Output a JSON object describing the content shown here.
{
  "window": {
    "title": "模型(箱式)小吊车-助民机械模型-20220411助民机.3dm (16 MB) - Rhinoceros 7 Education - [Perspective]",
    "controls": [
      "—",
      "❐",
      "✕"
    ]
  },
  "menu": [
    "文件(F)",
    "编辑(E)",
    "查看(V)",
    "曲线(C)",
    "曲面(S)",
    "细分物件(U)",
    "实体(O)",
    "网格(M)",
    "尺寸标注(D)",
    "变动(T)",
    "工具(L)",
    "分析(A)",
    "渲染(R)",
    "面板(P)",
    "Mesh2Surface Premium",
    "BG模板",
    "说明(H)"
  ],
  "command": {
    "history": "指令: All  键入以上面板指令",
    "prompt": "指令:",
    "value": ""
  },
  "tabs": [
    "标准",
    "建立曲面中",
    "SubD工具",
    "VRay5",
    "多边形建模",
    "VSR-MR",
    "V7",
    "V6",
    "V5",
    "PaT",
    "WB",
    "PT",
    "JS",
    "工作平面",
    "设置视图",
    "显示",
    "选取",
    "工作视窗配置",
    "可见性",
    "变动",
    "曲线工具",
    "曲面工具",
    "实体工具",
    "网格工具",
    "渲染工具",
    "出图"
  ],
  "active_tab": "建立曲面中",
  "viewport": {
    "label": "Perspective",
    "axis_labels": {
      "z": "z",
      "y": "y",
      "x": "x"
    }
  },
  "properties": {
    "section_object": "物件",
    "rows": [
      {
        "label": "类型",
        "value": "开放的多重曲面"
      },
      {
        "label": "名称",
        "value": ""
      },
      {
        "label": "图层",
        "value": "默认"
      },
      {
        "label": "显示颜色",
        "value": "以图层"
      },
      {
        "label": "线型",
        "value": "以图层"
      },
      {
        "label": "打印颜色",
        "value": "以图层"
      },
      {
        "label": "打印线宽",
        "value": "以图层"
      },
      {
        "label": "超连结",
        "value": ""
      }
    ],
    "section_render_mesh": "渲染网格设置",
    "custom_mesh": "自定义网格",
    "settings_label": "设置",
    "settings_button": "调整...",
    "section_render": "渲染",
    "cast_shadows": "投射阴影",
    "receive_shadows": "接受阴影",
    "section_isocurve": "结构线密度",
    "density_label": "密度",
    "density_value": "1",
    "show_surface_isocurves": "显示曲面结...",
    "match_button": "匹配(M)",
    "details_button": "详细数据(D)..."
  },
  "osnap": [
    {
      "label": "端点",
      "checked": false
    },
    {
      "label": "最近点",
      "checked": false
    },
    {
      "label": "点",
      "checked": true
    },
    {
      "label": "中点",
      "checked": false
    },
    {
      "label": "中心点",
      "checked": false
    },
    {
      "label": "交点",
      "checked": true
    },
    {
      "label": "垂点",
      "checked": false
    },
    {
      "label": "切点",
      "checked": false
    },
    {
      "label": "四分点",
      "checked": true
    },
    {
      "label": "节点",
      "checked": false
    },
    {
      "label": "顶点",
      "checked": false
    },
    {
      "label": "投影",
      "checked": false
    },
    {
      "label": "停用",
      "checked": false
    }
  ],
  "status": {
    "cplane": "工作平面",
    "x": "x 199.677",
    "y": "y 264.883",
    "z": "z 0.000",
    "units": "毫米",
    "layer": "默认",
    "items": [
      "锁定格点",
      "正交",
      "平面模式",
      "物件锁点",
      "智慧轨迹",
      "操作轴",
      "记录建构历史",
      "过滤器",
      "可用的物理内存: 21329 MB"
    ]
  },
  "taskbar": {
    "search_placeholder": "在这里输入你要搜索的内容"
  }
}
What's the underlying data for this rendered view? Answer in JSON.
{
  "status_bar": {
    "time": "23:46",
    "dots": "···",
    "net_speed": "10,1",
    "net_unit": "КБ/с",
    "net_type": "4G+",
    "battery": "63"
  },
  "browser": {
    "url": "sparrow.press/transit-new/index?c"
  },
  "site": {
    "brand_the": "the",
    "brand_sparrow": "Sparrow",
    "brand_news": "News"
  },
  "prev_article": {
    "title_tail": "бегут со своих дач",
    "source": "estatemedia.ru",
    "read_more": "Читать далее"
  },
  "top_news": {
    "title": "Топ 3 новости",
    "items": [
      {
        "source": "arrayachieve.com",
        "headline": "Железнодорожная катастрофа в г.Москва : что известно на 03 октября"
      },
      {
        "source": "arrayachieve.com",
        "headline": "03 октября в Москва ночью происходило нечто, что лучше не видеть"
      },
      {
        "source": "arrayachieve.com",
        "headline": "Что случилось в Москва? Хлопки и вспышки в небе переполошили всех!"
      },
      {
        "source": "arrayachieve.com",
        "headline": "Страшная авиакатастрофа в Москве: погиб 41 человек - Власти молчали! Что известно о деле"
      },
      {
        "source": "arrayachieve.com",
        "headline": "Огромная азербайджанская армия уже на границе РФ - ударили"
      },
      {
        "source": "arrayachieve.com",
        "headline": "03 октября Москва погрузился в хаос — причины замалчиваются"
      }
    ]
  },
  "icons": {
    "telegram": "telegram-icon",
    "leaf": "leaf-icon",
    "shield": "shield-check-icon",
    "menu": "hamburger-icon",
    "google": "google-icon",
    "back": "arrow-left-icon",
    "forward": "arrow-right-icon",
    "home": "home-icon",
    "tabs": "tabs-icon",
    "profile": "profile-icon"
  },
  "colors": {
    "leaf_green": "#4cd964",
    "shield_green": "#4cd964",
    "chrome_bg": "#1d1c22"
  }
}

Given request: Check each line of the data above for the word "известно" and say how many lines have it. Give the number alone.

Written answer: 2